Excerpt from a dataset
+-------+
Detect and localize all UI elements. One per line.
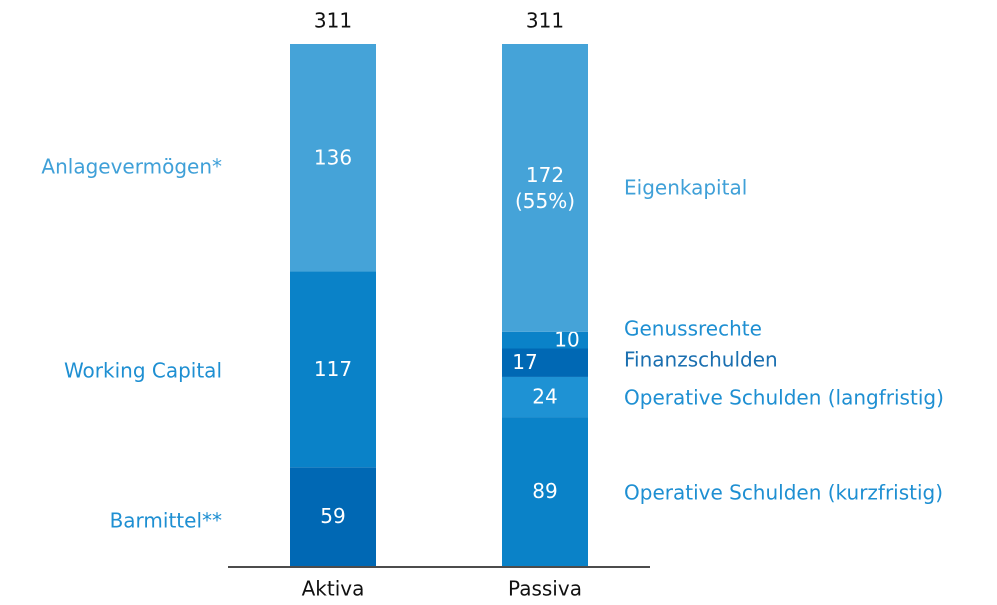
- value-label: 17: [512, 350, 537, 374]
- bar-segment: [502, 44, 588, 332]
- series-label: Barmittel**: [110, 509, 222, 533]
- value-label: 117: [314, 357, 352, 381]
- bar-segment: [502, 417, 588, 566]
- total-label: 311: [526, 9, 564, 33]
- x-tick-label: Passiva: [508, 577, 582, 601]
- value-label: 59: [320, 504, 345, 528]
- bar-segment: [502, 331, 588, 349]
- series-label: Working Capital: [64, 359, 222, 383]
- value-label: 89: [532, 479, 557, 503]
- series-label: Operative Schulden (langfristig): [624, 386, 944, 410]
- bar-segment: [290, 271, 376, 468]
- series-label: Anlagevermögen*: [41, 155, 222, 179]
- value-label: 136: [314, 145, 352, 169]
- value-label: 24: [532, 385, 557, 409]
- series-label: Eigenkapital: [624, 176, 747, 200]
- total-label: 311: [314, 9, 352, 33]
- bar-segment: [502, 348, 588, 377]
- series-label: Operative Schulden (kurzfristig): [624, 481, 943, 505]
- series-label: Genussrechte: [624, 317, 762, 341]
- bar-segment: [290, 467, 376, 566]
- series-label: Finanzschulden: [624, 348, 778, 372]
- x-tick-label: Aktiva: [302, 577, 365, 601]
- bar-segment: [290, 44, 376, 272]
- value-label: 172 (55%): [514, 162, 576, 213]
- bar-segment: [502, 376, 588, 418]
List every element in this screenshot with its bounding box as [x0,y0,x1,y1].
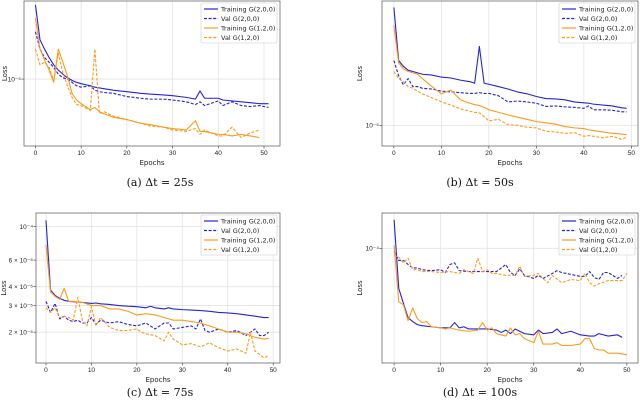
y-axis-label: Loss [1,65,9,81]
legend-entry: Val G(1,2,0) [221,246,259,254]
x-tick-label: 0 [34,150,38,157]
x-tick-label: 50 [628,150,636,157]
subplot-d: 0 10 20 30 40 50 10⁻⁴ Training G(2,0,0) Val G(2,… [356,212,639,399]
x-axis-label: Epochs [497,376,522,384]
y-axis-label: Loss [356,65,364,81]
y-tick-label: 3 × 10⁻⁵ [9,303,34,310]
subplot-caption: (a) Δt = 25s [127,176,194,189]
legend: Training G(2,0,0) Val G(2,0,0)Training G(… [200,214,278,256]
series-line-val-g-2-0-0 [34,31,269,109]
x-axis-label: Epochs [497,159,522,167]
x-tick-label: 50 [270,367,278,374]
legend-box [200,214,278,256]
legend-entry: Val G(1,2,0) [221,34,259,42]
legend-entry: Training G(1,2,0) [578,24,633,32]
subplot-c: 0 10 20 30 40 50 10⁻⁴ 6 × 10⁻⁵ 4 × 10⁻⁵ 3 × 10⁻⁵ 2… [0,212,281,399]
x-tick-label: 10 [78,150,86,157]
y-tick-label: 10⁻⁵ [366,123,380,130]
legend: Training G(2,0,0) Val G(2,0,0)Training G(… [200,2,278,44]
legend-entry: Training G(1,2,0) [578,236,633,244]
legend-box [558,2,636,44]
x-tick-label: 40 [580,150,588,157]
x-tick-label: 10 [88,367,96,374]
series-line-training-g-1-2-0 [45,244,269,340]
legend-entry: Val G(2,0,0) [221,15,259,23]
legend: Training G(2,0,0) Val G(2,0,0)Training G(… [558,2,636,44]
subplot-b: 0 10 20 30 40 50 10⁻⁵ Training G(2,0,0) Val G(2,… [356,0,639,189]
x-tick-label: 30 [530,367,538,374]
series-line-training-g-1-2-0 [393,245,627,356]
y-tick-label: 10⁻⁴ [366,246,380,253]
subplot-caption: (c) Δt = 75s [127,386,194,399]
x-tick-label: 30 [179,367,187,374]
subplot-caption: (d) Δt = 100s [443,386,518,399]
legend-entry: Val G(2,0,0) [579,227,617,235]
legend-box [200,2,278,44]
y-tick-label: 10⁻⁵ [8,76,22,83]
x-tick-label: 10 [437,367,445,374]
subplot-a: 0 10 20 30 40 50 10⁻⁵ Training G(2,0,0) Val G(2,… [1,0,281,189]
x-tick-label: 20 [123,150,131,157]
series-line-training-g-2-0-0 [34,4,269,105]
y-tick-label: 2 × 10⁻⁵ [9,329,34,336]
x-tick-label: 50 [260,150,268,157]
y-axis-label: Loss [0,280,8,296]
series-line-training-g-2-0-0 [393,219,623,338]
legend-entry: Training G(2,0,0) [220,217,275,225]
legend-box [558,214,636,256]
legend-entry: Val G(1,2,0) [579,34,617,42]
series-line-training-g-1-2-0 [34,18,260,139]
x-tick-label: 30 [533,150,541,157]
legend-entry: Training G(2,0,0) [220,5,275,13]
x-tick-label: 50 [623,367,631,374]
series-line-training-g-2-0-0 [393,7,627,109]
x-tick-label: 0 [392,150,396,157]
x-tick-label: 20 [133,367,141,374]
axes-frame [35,212,281,364]
series-line-val-g-2-0-0 [393,60,627,113]
axes-frame [23,0,281,147]
subplot-caption: (b) Δt = 50s [446,176,514,189]
x-tick-label: 40 [577,367,585,374]
x-tick-label: 0 [392,367,396,374]
x-tick-label: 10 [438,150,446,157]
axes-frame [381,0,639,147]
x-tick-label: 40 [224,367,232,374]
x-tick-label: 0 [44,367,48,374]
x-axis-label: Epochs [145,376,170,384]
series-line-val-g-2-0-0 [393,251,623,281]
x-tick-label: 20 [484,367,492,374]
y-tick-label: 4 × 10⁻⁵ [9,284,34,291]
y-tick-label: 6 × 10⁻⁵ [9,257,34,264]
x-tick-label: 40 [215,150,223,157]
series-line-val-g-1-2-0 [34,48,260,139]
legend-entry: Training G(2,0,0) [578,217,633,225]
axes-frame [381,212,639,364]
series-line-val-g-1-2-0 [393,71,627,140]
legend: Training G(2,0,0) Val G(2,0,0)Training G(… [558,214,636,256]
y-axis-label: Loss [356,280,364,296]
series-line-val-g-1-2-0 [393,254,628,287]
legend-entry: Training G(2,0,0) [578,5,633,13]
x-tick-label: 20 [485,150,493,157]
x-tick-label: 30 [169,150,177,157]
x-axis-label: Epochs [139,159,164,167]
legend-entry: Val G(2,0,0) [221,227,259,235]
legend-entry: Val G(2,0,0) [579,15,617,23]
legend-entry: Training G(1,2,0) [220,24,275,32]
y-tick-label: 10⁻⁴ [20,224,34,231]
legend-entry: Training G(1,2,0) [220,236,275,244]
series-line-training-g-1-2-0 [393,25,627,136]
legend-entry: Val G(1,2,0) [579,246,617,254]
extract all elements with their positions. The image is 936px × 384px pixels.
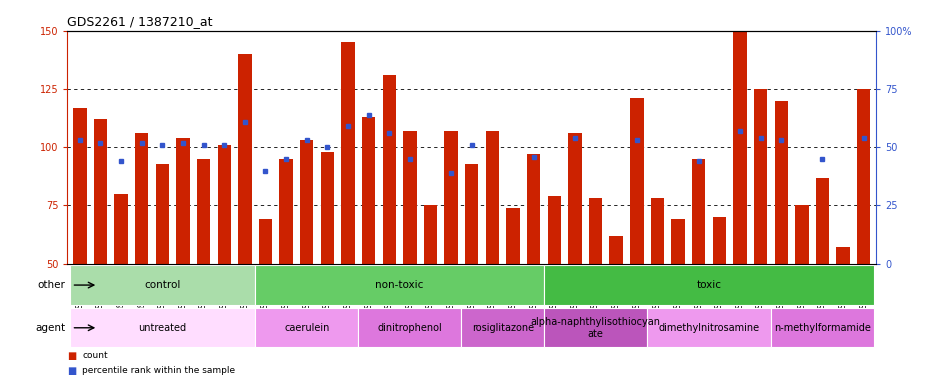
+-------+
### The problem
Switch every "Epochs" in these lines to "Iterations" and reproduce all the lines with nothing else altered. Leave the pictures out of your answer.

### Answer to the task
Detect and localize all UI elements. One per line.
- value-label: 17: [512, 350, 537, 374]
- bar-segment: [502, 44, 588, 332]
- series-label: Barmittel**: [110, 509, 222, 533]
- value-label: 117: [314, 357, 352, 381]
- bar-segment: [502, 417, 588, 566]
- total-label: 311: [526, 9, 564, 33]
- x-tick-label: Passiva: [508, 577, 582, 601]
- value-label: 59: [320, 504, 345, 528]
- bar-segment: [502, 331, 588, 349]
- series-label: Working Capital: [64, 359, 222, 383]
- value-label: 89: [532, 479, 557, 503]
- series-label: Operative Schulden (langfristig): [624, 386, 944, 410]
- bar-segment: [290, 271, 376, 468]
- series-label: Anlagevermögen*: [41, 155, 222, 179]
- value-label: 136: [314, 145, 352, 169]
- value-label: 24: [532, 385, 557, 409]
- series-label: Eigenkapital: [624, 176, 747, 200]
- total-label: 311: [314, 9, 352, 33]
- bar-segment: [502, 348, 588, 377]
- series-label: Operative Schulden (kurzfristig): [624, 481, 943, 505]
- series-label: Genussrechte: [624, 317, 762, 341]
- bar-segment: [290, 467, 376, 566]
- series-label: Finanzschulden: [624, 348, 778, 372]
- x-tick-label: Aktiva: [302, 577, 365, 601]
- bar-segment: [290, 44, 376, 272]
- value-label: 172 (55%): [514, 162, 576, 213]
- bar-segment: [502, 376, 588, 418]
List every element in this screenshot with its bounding box as [x0,y0,x1,y1].
y-axis-label: Loss [1,65,9,81]
legend-entry: Val G(1,2,0) [221,246,259,254]
x-tick-label: 0 [34,150,38,157]
x-tick-label: 50 [628,150,636,157]
subplot-d: 0 10 20 30 40 50 10⁻⁴ Training G(2,0,0) Val G(2,… [356,212,639,399]
x-axis-label: Iterations [497,376,522,384]
y-axis-label: Loss [356,65,364,81]
y-tick-label: 3 × 10⁻⁵ [9,303,34,310]
subplot-caption: (a) Δt = 25s [127,176,194,189]
legend: Training G(2,0,0) Val G(2,0,0)Training G(… [200,214,278,256]
series-line-val-g-2-0-0 [34,31,269,109]
x-axis-label: Iterations [497,159,522,167]
x-tick-label: 50 [270,367,278,374]
legend-box [200,214,278,256]
legend-entry: Val G(1,2,0) [221,34,259,42]
legend-entry: Training G(1,2,0) [578,24,633,32]
subplot-c: 0 10 20 30 40 50 10⁻⁴ 6 × 10⁻⁵ 4 × 10⁻⁵ 3 × 10⁻⁵ 2… [0,212,281,399]
x-tick-label: 10 [78,150,86,157]
y-tick-label: 10⁻⁵ [366,123,380,130]
legend: Training G(2,0,0) Val G(2,0,0)Training G(… [200,2,278,44]
legend-entry: Training G(1,2,0) [578,236,633,244]
legend-box [558,2,636,44]
x-tick-label: 40 [580,150,588,157]
x-tick-label: 10 [88,367,96,374]
series-line-training-g-1-2-0 [45,244,269,340]
legend-entry: Val G(2,0,0) [221,15,259,23]
legend: Training G(2,0,0) Val G(2,0,0)Training G(… [558,2,636,44]
subplot-b: 0 10 20 30 40 50 10⁻⁵ Training G(2,0,0) Val G(2,… [356,0,639,189]
x-tick-label: 30 [530,367,538,374]
series-line-training-g-1-2-0 [393,245,627,356]
y-tick-label: 10⁻⁴ [366,246,380,253]
subplot-caption: (c) Δt = 75s [127,386,194,399]
x-tick-label: 30 [179,367,187,374]
subplot-caption: (d) Δt = 100s [443,386,518,399]
legend-entry: Val G(2,0,0) [579,227,617,235]
legend-box [200,2,278,44]
y-tick-label: 10⁻⁵ [8,76,22,83]
x-tick-label: 10 [437,367,445,374]
subplot-a: 0 10 20 30 40 50 10⁻⁵ Training G(2,0,0) Val G(2,… [1,0,281,189]
x-tick-label: 20 [123,150,131,157]
series-line-training-g-2-0-0 [34,4,269,105]
y-tick-label: 2 × 10⁻⁵ [9,329,34,336]
x-tick-label: 50 [260,150,268,157]
y-axis-label: Loss [0,280,8,296]
series-line-training-g-2-0-0 [393,219,623,338]
legend-entry: Training G(2,0,0) [220,217,275,225]
legend-box [558,214,636,256]
legend-entry: Val G(1,2,0) [579,34,617,42]
series-line-training-g-1-2-0 [34,18,260,139]
x-tick-label: 30 [533,150,541,157]
legend-entry: Training G(2,0,0) [220,5,275,13]
x-tick-label: 50 [623,367,631,374]
series-line-training-g-2-0-0 [393,7,627,109]
x-tick-label: 0 [392,150,396,157]
x-tick-label: 20 [133,367,141,374]
axes-frame [35,212,281,364]
series-line-val-g-2-0-0 [393,60,627,113]
axes-frame [23,0,281,147]
subplot-caption: (b) Δt = 50s [446,176,514,189]
x-tick-label: 40 [577,367,585,374]
x-tick-label: 0 [392,367,396,374]
x-tick-label: 10 [438,150,446,157]
axes-frame [381,0,639,147]
x-tick-label: 40 [224,367,232,374]
x-tick-label: 0 [44,367,48,374]
x-axis-label: Iterations [145,376,170,384]
series-line-val-g-2-0-0 [393,251,623,281]
x-tick-label: 20 [484,367,492,374]
y-tick-label: 4 × 10⁻⁵ [9,284,34,291]
y-tick-label: 6 × 10⁻⁵ [9,257,34,264]
x-tick-label: 40 [215,150,223,157]
series-line-val-g-1-2-0 [34,48,260,139]
legend-entry: Training G(2,0,0) [578,217,633,225]
axes-frame [381,212,639,364]
series-line-val-g-1-2-0 [393,71,627,140]
legend: Training G(2,0,0) Val G(2,0,0)Training G(… [558,214,636,256]
y-axis-label: Loss [356,280,364,296]
series-line-val-g-1-2-0 [393,254,628,287]
legend-entry: Training G(2,0,0) [578,5,633,13]
x-tick-label: 20 [485,150,493,157]
x-tick-label: 30 [169,150,177,157]
x-axis-label: Iterations [139,159,164,167]
legend-entry: Val G(2,0,0) [221,227,259,235]
legend-entry: Val G(2,0,0) [579,15,617,23]
legend-entry: Training G(1,2,0) [220,24,275,32]
y-tick-label: 10⁻⁴ [20,224,34,231]
legend-entry: Training G(1,2,0) [220,236,275,244]
series-line-training-g-1-2-0 [393,25,627,136]
legend-entry: Val G(1,2,0) [579,246,617,254]
extract all elements with their positions. The image is 936px × 384px pixels.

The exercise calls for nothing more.